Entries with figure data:

■ ■ ■ ■ ■ ■ ■

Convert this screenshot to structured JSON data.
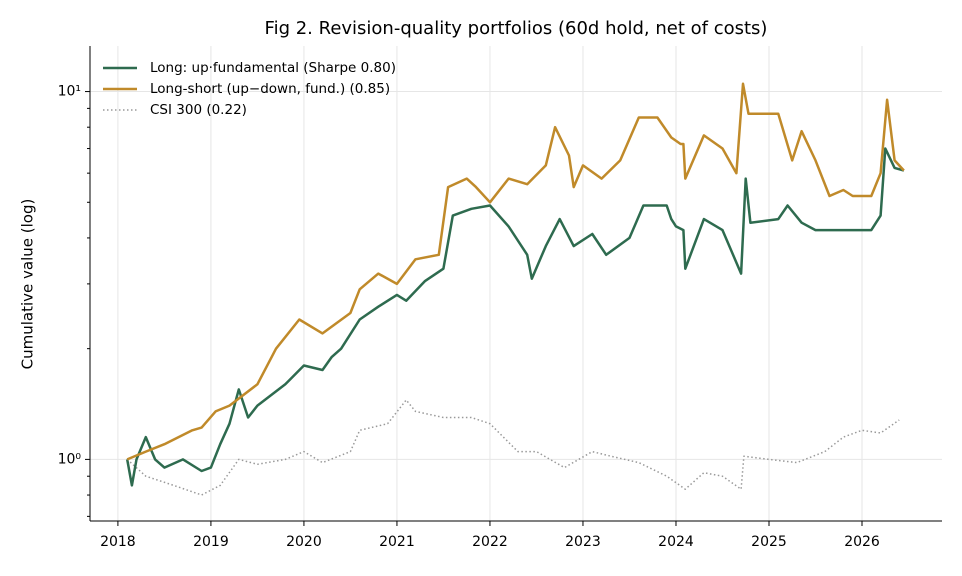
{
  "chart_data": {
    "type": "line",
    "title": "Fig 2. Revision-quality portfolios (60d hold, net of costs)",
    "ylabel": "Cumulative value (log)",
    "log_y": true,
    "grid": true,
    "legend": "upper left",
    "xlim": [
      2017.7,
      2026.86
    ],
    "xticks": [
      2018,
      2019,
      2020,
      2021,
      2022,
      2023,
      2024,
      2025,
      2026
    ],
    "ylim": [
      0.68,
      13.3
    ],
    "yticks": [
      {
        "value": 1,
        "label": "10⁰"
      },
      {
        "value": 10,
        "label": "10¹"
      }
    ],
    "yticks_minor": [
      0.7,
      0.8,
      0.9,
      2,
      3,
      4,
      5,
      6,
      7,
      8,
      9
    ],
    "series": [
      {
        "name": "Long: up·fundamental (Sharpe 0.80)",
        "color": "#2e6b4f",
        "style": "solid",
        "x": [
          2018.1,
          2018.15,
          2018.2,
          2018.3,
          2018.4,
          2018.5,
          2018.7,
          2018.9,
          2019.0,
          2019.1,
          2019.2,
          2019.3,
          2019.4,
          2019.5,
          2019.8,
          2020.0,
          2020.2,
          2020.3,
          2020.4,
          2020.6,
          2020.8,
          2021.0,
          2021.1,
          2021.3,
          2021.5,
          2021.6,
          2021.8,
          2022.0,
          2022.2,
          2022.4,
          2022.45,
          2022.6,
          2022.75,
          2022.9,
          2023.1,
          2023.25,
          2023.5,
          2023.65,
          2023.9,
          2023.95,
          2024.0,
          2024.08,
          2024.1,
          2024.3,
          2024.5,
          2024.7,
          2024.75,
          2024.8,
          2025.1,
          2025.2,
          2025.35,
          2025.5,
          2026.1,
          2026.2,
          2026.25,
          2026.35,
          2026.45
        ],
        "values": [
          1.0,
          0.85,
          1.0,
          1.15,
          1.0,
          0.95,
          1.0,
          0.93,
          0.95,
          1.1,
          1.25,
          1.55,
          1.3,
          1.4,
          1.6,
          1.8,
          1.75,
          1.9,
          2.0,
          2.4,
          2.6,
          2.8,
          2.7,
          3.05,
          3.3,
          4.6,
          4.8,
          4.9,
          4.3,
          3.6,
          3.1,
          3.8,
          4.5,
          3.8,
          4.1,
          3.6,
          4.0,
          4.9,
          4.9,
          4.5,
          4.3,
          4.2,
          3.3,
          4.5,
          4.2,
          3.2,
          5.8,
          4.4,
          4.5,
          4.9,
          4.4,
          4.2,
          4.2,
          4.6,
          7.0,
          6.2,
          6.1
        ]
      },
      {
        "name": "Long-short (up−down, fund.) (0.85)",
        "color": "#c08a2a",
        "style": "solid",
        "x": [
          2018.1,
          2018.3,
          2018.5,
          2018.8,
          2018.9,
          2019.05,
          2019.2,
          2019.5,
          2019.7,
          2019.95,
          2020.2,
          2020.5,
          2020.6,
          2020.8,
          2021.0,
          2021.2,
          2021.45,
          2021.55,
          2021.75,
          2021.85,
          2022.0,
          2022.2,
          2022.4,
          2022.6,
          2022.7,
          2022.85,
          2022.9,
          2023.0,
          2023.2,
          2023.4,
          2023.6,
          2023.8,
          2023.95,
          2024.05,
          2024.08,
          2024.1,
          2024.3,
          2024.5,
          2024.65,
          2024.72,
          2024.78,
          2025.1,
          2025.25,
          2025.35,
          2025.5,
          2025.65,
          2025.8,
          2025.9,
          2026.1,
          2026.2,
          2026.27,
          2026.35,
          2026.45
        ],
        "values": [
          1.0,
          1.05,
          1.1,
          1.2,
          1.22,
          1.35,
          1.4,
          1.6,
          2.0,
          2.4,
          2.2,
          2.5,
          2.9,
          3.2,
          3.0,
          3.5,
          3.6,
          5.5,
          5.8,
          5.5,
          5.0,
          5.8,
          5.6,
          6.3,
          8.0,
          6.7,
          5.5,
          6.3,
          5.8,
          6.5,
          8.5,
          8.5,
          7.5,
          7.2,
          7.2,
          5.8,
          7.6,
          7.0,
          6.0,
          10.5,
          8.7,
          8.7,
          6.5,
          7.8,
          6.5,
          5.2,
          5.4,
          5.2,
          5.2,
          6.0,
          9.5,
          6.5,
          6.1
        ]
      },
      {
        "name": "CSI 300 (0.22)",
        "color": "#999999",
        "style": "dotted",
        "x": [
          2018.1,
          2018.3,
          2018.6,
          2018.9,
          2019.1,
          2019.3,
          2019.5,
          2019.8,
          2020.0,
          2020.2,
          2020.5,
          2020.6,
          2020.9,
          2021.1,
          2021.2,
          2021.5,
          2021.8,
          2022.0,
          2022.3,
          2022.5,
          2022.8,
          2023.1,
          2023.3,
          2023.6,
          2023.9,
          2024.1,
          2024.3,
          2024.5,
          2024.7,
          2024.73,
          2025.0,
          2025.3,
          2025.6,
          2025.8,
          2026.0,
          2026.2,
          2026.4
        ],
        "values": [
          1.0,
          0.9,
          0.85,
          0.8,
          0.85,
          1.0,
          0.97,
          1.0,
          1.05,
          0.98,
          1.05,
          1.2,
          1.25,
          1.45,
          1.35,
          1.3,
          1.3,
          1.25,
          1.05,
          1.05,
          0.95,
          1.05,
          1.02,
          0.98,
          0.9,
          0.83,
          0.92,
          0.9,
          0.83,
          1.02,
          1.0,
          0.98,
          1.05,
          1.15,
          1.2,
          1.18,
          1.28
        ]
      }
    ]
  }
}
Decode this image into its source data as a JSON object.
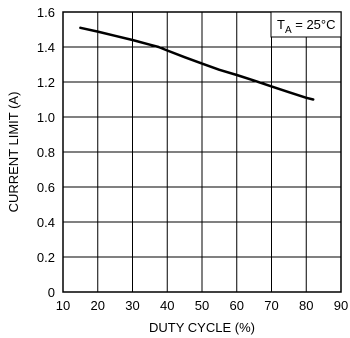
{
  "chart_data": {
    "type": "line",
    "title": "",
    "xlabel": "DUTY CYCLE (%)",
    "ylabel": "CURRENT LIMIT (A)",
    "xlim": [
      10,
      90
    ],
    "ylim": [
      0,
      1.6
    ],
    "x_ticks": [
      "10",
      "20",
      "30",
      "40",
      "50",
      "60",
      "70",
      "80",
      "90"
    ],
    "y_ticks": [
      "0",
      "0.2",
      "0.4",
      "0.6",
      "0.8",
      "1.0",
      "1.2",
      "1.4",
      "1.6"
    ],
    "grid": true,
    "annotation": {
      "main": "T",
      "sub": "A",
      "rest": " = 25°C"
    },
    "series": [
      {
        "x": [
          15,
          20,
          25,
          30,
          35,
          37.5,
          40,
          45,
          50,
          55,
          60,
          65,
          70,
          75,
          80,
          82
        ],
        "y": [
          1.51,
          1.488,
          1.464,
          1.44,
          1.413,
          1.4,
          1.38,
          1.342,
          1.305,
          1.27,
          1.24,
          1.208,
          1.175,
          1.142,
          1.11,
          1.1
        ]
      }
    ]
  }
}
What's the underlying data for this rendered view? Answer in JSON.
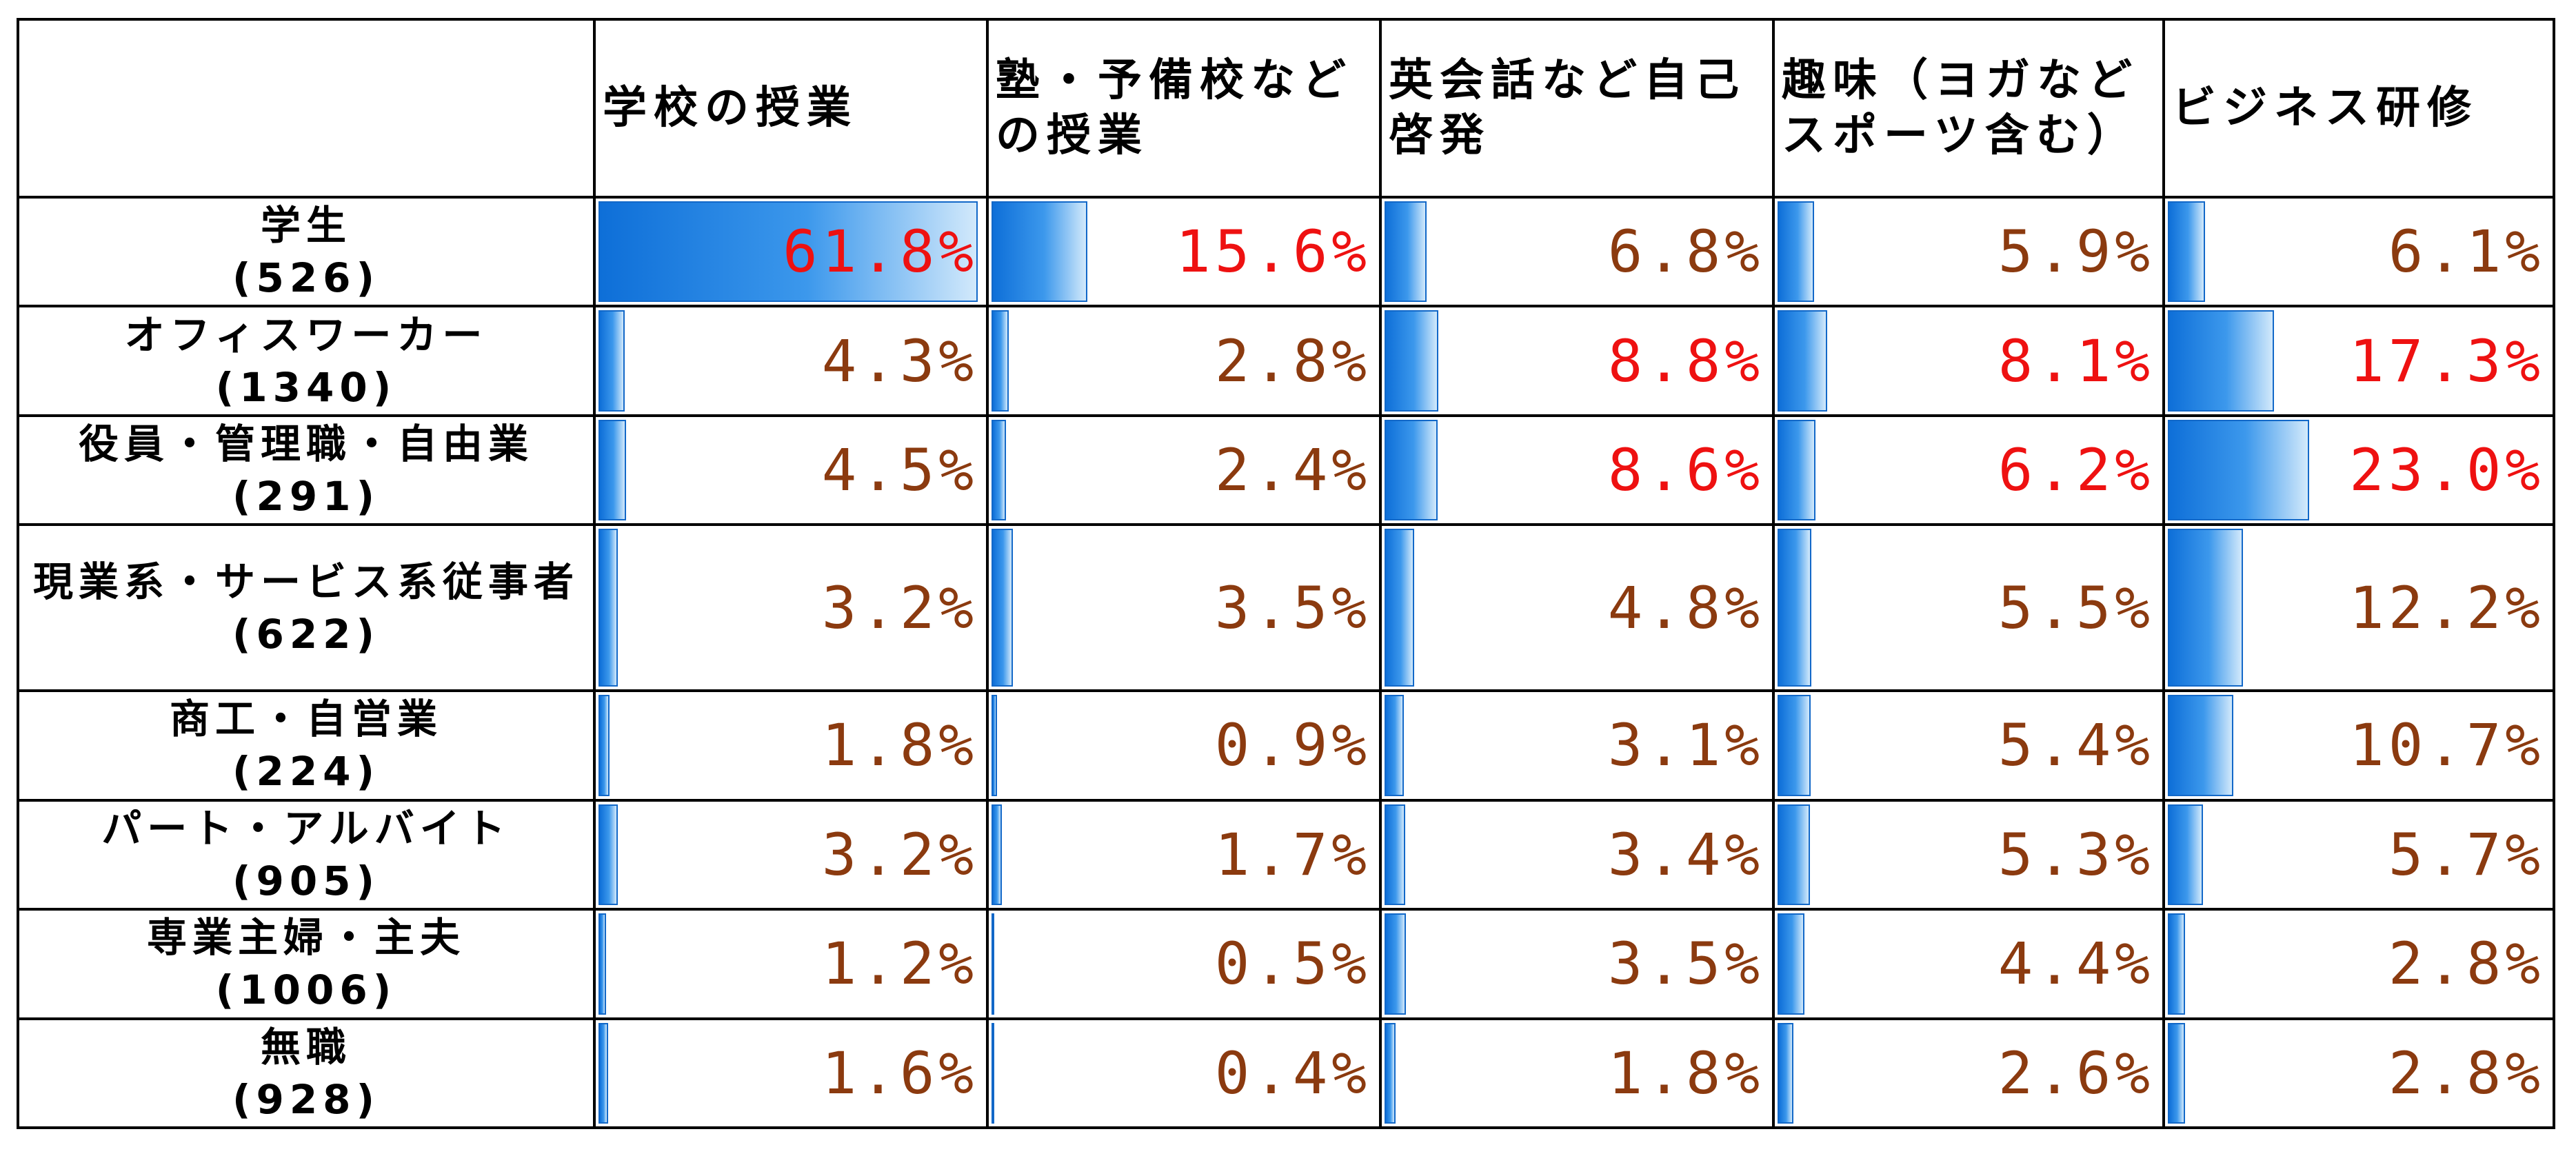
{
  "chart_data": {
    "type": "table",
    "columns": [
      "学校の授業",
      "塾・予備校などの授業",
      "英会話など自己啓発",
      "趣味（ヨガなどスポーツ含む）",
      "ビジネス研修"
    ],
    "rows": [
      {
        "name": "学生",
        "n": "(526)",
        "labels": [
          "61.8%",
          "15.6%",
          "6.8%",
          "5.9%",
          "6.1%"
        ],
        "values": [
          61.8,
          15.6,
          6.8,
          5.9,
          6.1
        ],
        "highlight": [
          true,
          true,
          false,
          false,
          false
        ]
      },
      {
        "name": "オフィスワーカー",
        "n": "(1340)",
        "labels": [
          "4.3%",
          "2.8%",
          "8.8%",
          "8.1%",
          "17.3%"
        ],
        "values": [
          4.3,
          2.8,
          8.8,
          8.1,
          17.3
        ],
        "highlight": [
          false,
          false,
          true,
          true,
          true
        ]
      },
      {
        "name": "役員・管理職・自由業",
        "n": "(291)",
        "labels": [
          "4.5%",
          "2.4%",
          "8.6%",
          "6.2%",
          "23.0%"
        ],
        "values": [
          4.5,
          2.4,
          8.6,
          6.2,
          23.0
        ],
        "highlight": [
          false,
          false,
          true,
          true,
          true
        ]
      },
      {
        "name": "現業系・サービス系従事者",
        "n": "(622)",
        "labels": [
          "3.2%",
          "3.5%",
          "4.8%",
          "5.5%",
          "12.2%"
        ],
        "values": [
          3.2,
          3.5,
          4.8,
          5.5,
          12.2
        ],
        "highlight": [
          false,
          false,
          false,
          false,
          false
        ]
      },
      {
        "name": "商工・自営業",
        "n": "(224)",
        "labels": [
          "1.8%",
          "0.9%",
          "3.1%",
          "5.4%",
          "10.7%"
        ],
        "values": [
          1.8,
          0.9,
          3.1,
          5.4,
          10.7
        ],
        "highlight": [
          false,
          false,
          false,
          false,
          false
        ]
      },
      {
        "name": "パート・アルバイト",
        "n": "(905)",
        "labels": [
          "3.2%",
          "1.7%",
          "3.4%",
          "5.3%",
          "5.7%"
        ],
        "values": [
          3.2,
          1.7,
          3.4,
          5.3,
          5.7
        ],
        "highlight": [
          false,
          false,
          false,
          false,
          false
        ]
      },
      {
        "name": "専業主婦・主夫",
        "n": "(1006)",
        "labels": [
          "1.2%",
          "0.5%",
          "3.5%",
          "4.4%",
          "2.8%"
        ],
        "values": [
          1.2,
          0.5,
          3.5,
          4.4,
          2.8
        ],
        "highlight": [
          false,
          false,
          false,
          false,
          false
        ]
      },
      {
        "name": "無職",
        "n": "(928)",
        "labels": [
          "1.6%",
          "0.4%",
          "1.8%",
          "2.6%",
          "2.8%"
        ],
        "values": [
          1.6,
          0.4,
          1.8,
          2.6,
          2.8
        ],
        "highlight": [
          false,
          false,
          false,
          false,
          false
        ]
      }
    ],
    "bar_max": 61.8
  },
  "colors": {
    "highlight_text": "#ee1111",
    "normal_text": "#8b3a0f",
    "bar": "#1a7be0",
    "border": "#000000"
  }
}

■ ■ ■ ■ ■ ■ ■

WHAT YOU WILL DO =
Identify each line in the records above containing the word "this"; copy those lines.

EXERCISE ANSWER =
Convert this screenshot to structured JSON data.
Decode this image into its source data as a JSON object.
What's the underlying data for this rendered view? Answer in JSON.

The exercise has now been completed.